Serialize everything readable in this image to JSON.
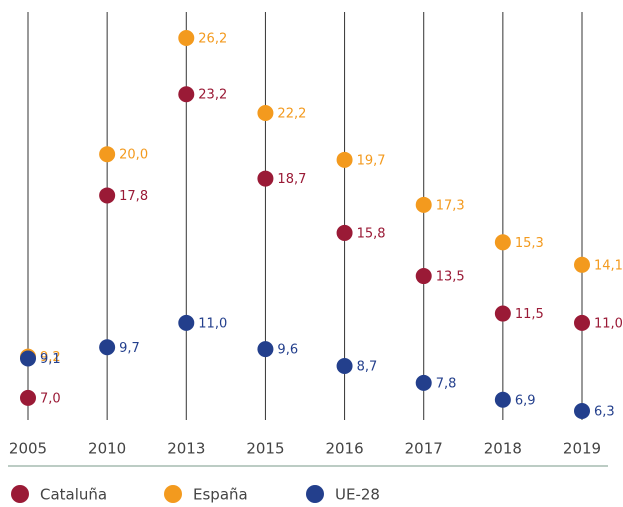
{
  "chart_data": {
    "type": "dot",
    "categories": [
      "2005",
      "2010",
      "2013",
      "2015",
      "2016",
      "2017",
      "2018",
      "2019"
    ],
    "series": [
      {
        "name": "Cataluña",
        "color": "#9a1a36",
        "values": [
          7.0,
          17.8,
          23.2,
          18.7,
          15.8,
          13.5,
          11.5,
          11.0
        ],
        "value_labels": [
          "7,0",
          "17,8",
          "23,2",
          "18,7",
          "15,8",
          "13,5",
          "11,5",
          "11,0"
        ]
      },
      {
        "name": "España",
        "color": "#f39a1e",
        "values": [
          9.2,
          20.0,
          26.2,
          22.2,
          19.7,
          17.3,
          15.3,
          14.1
        ],
        "value_labels": [
          "9,2",
          "20,0",
          "26,2",
          "22,2",
          "19,7",
          "17,3",
          "15,3",
          "14,1"
        ]
      },
      {
        "name": "UE-28",
        "color": "#233f8c",
        "values": [
          9.1,
          9.7,
          11.0,
          9.6,
          8.7,
          7.8,
          6.9,
          6.3
        ],
        "value_labels": [
          "9,1",
          "9,7",
          "11,0",
          "9,6",
          "8,7",
          "7,8",
          "6,9",
          "6,3"
        ]
      }
    ]
  }
}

———

**INSTRUCTIONS TO FOLLOW**. Locate each line containing the string "color" and show it.

**THE RESULT**.
        "color": "#9a1a36",
        "color": "#f39a1e",
        "color": "#233f8c",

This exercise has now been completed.